* START DATA *
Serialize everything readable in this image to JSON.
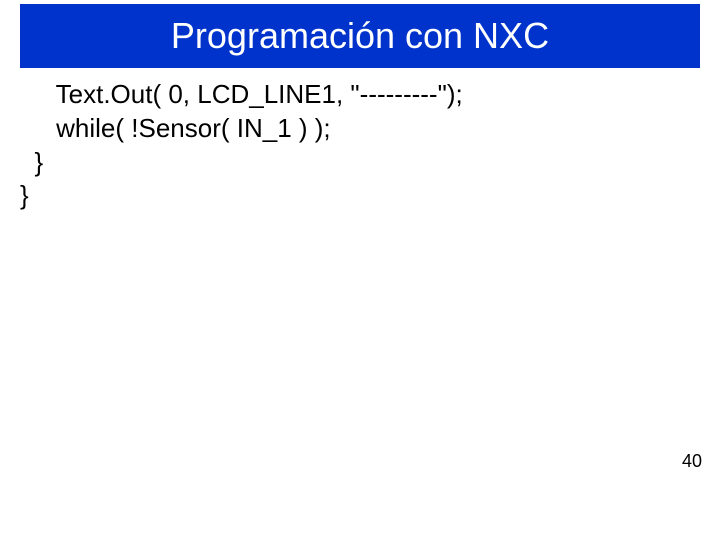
{
  "title": "Programación con NXC",
  "code": {
    "line1": "     Text.Out( 0, LCD_LINE1, \"---------\");",
    "line2": "     while( !Sensor( IN_1 ) );",
    "line3": "  }",
    "line4": "}"
  },
  "page_number": "40"
}
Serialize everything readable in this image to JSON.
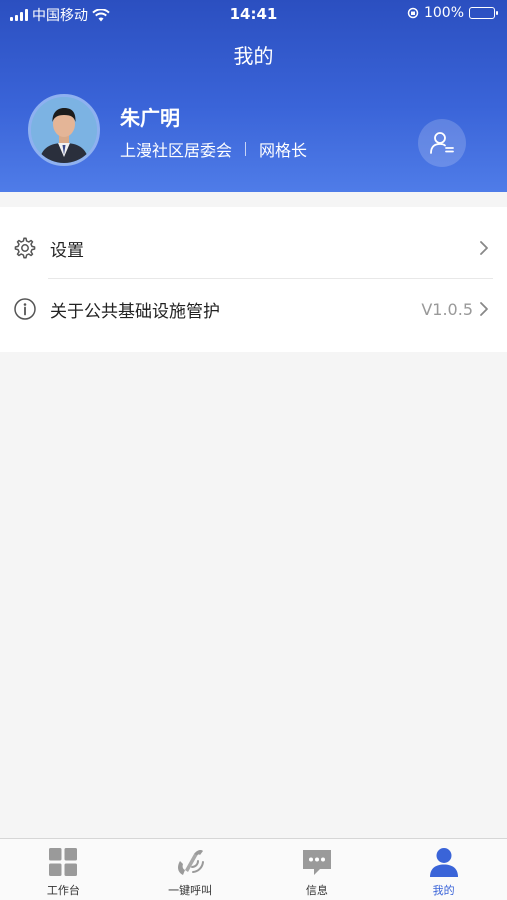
* END DATA *
# [DIRECTIVE]
Set every line down exactly as written, leaving each picture out.

# [RESPONSE]
Serialize everything readable in this image to JSON.
{
  "title": "Programación con NXC",
  "code": {
    "line1": "     Text.Out( 0, LCD_LINE1, \"---------\");",
    "line2": "     while( !Sensor( IN_1 ) );",
    "line3": "  }",
    "line4": "}"
  },
  "page_number": "40"
}
Serialize everything readable in this image to JSON.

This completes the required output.